Exercise prompt: Your task is to print all of the material verbatim.
** BEGIN Task data **
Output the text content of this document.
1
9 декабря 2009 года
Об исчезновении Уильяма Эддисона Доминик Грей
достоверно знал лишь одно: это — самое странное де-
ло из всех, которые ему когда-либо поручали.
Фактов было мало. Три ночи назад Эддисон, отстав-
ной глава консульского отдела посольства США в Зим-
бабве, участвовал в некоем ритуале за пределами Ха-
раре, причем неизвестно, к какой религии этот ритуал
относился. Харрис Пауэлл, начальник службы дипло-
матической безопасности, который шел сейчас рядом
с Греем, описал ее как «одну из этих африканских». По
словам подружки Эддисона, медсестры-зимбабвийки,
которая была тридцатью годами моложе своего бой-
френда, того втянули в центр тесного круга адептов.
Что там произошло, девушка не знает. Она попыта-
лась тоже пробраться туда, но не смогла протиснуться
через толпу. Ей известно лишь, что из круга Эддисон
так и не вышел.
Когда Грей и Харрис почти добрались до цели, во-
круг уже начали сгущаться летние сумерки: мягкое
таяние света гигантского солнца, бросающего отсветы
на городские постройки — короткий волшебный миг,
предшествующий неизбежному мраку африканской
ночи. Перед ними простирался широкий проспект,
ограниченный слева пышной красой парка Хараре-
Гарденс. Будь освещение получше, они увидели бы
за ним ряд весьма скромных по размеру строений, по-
** END Task data **
Problem solution:
Output the text content of this document.
1
9 декабря 2009 года
Об исчезновении Уильяма Эддисона Доминик Грей
достоверно знал лишь одно: это — самое странное де-
ло из всех, которые ему когда-либо поручали.
Фактов было мало. Три ночи назад Эддисон, отстав-
ной глава консульского отдела посольства США в Зим-
бабве, участвовал в некоем ритуале за пределами Ха-
раре, причем неизвестно, к какой религии этот ритуал
относился. Харрис Пауэлл, начальник службы дипло-
матической безопасности, который шел сейчас рядом
с Греем, описал ее как «одну из этих африканских». По
словам подружки Эддисона, медсестры-зимбабвийки,
которая была тридцатью годами моложе своего бой-
френда, того втянули в центр тесного круга адептов.
Что там произошло, девушка не знает. Она попыта-
лась тоже пробраться туда, но не смогла протиснуться
через толпу. Ей известно лишь, что из круга Эддисон
так и не вышел.
Когда Грей и Харрис почти добрались до цели, во-
круг уже начали сгущаться летние сумерки: мягкое
таяние света гигантского солнца, бросающего отсветы
на городские постройки — короткий волшебный миг,
предшествующий неизбежному мраку африканской
ночи. Перед ними простирался широкий проспект,
ограниченный слева пышной красой парка Хараре-
Гарденс. Будь освещение получше, они увидели бы
за ним ряд весьма скромных по размеру строений, по-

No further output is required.